*Stated problem:*
List all lines in the material below that contain "新网工程".
Data excerpts start
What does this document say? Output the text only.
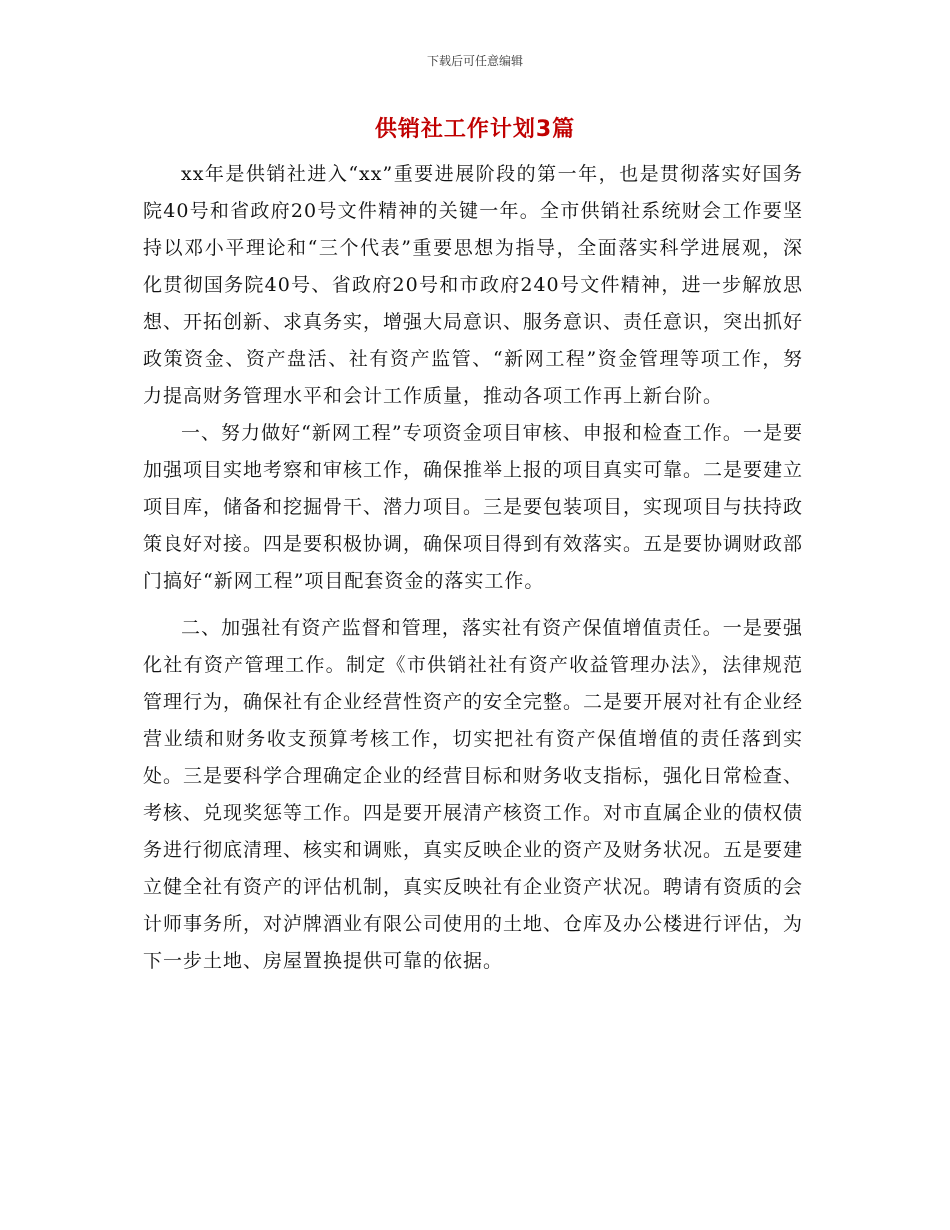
下载后可任意编辑
供销社工作计划3篇

xx年是供销社进入“xx”重要进展阶段的第一年，也是贯彻落实好国务院40号和省政府20号文件精神的关键一年。全市供销社系统财会工作要坚持以邓小平理论和“三个代表”重要思想为指导，全面落实科学进展观，深化贯彻国务院40号、省政府20号和市政府240号文件精神，进一步解放思想、开拓创新、求真务实，增强大局意识、服务意识、责任意识，突出抓好政策资金、资产盘活、社有资产监管、“新网工程”资金管理等项工作，努力提高财务管理水平和会计工作质量，推动各项工作再上新台阶。

一、努力做好“新网工程”专项资金项目审核、申报和检查工作。一是要加强项目实地考察和审核工作，确保推举上报的项目真实可靠。二是要建立项目库，储备和挖掘骨干、潜力项目。三是要包装项目，实现项目与扶持政策良好对接。四是要积极协调，确保项目得到有效落实。五是要协调财政部门搞好“新网工程”项目配套资金的落实工作。

二、加强社有资产监督和管理，落实社有资产保值增值责任。一是要强化社有资产管理工作。制定《市供销社社有资产收益管理办法》，法律规范管理行为，确保社有企业经营性资产的安全完整。二是要开展对社有企业经营业绩和财务收支预算考核工作，切实把社有资产保值增值的责任落到实处。三是要科学合理确定企业的经营目标和财务收支指标，强化日常检查、考核、兑现奖惩等工作。四是要开展清产核资工作。对市直属企业的债权债务进行彻底清理、核实和调账，真实反映企业的资产及财务状况。五是要建立健全社有资产的评估机制，真实反映社有企业资产状况。聘请有资质的会计师事务所，对泸牌酒业有限公司使用的土地、仓库及办公楼进行评估，为下一步土地、房屋置换提供可靠的依据。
Data excerpts end
*Reply to the exercise:*
xx年是供销社进入“xx”重要进展阶段的第一年，也是贯彻落实好国务院40号和省政府20号文件精神的关键一年。全市供销社系统财会工作要坚持以邓小平理论和“三个代表”重要思想为指导，全面落实科学进展观，深化贯彻国务院40号、省政府20号和市政府240号文件精神，进一步解放思想、开拓创新、求真务实，增强大局意识、服务意识、责任意识，突出抓好政策资金、资产盘活、社有资产监管、“新网工程”资金管理等项工作，努力提高财务管理水平和会计工作质量，推动各项工作再上新台阶。
一、努力做好“新网工程”专项资金项目审核、申报和检查工作。一是要加强项目实地考察和审核工作，确保推举上报的项目真实可靠。二是要建立项目库，储备和挖掘骨干、潜力项目。三是要包装项目，实现项目与扶持政策良好对接。四是要积极协调，确保项目得到有效落实。五是要协调财政部门搞好“新网工程”项目配套资金的落实工作。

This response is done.